-- Start of DATASET --
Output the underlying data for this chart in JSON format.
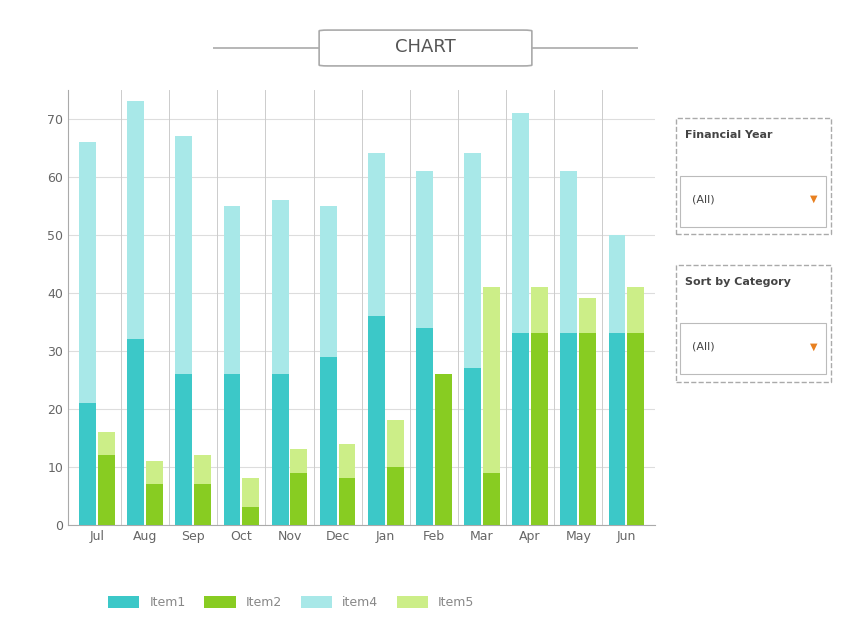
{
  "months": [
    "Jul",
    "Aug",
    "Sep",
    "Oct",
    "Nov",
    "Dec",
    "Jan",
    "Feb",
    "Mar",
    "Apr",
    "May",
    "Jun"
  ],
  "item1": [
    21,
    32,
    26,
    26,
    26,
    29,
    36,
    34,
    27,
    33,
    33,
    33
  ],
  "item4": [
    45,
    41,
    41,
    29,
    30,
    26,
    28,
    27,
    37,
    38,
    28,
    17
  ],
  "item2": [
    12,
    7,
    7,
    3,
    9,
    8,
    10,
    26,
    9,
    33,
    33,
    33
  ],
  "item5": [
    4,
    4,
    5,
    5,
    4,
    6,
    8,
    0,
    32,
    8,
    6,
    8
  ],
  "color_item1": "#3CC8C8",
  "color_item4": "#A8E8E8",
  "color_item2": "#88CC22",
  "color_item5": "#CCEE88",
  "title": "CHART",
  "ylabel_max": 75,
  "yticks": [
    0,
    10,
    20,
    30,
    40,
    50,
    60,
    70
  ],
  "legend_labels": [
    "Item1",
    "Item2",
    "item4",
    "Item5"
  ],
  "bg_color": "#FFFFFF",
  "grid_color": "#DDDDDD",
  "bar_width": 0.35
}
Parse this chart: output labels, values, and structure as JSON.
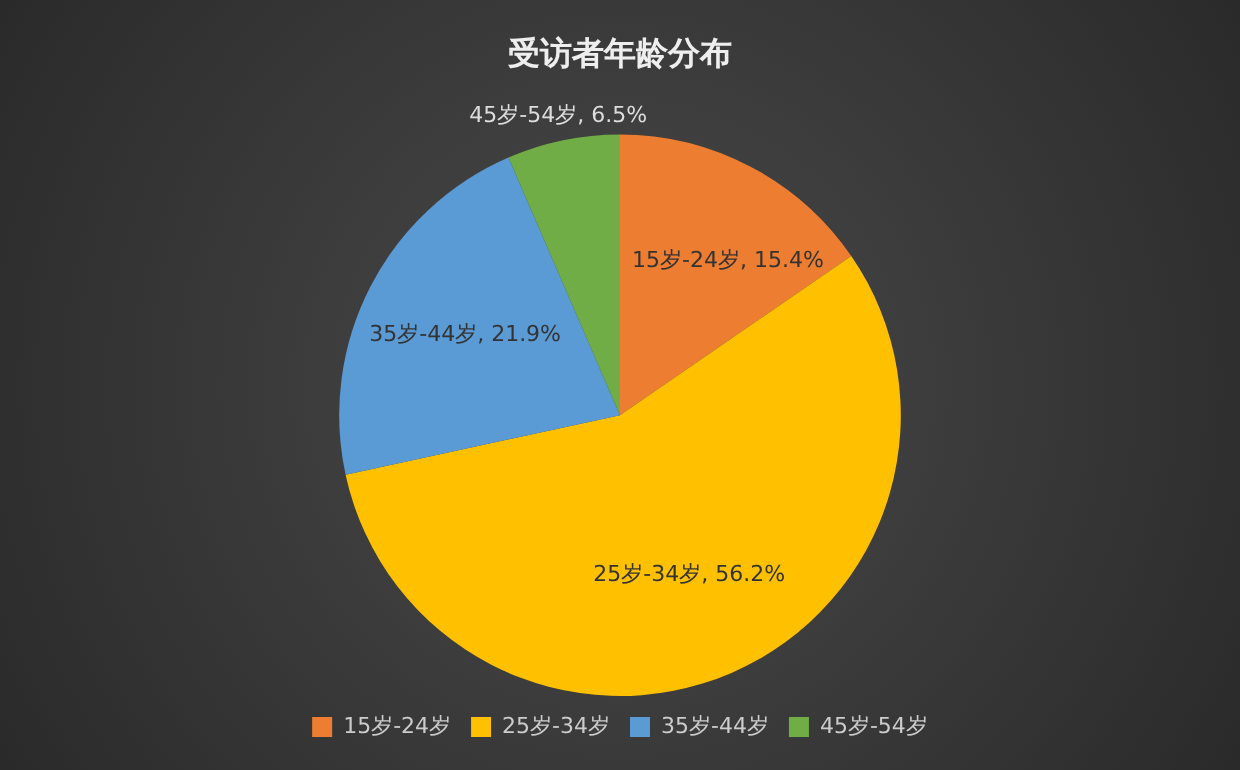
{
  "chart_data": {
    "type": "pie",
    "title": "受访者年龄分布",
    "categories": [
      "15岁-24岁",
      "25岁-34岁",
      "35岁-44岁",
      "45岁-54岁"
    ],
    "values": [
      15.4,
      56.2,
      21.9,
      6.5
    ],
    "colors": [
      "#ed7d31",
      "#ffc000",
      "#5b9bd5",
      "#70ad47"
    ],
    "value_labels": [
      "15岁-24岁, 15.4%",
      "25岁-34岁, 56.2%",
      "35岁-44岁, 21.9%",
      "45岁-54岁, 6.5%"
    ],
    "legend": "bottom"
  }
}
-- End of DATASET --
> _EXERCISE INSTRUCTIONS_: Filter out all lines lacking the word "JSON" and copy the rest.

> _CORRECT RESPONSE_:
Output the underlying data for this chart in JSON format.
Parse this chart: output labels, values, and structure as JSON.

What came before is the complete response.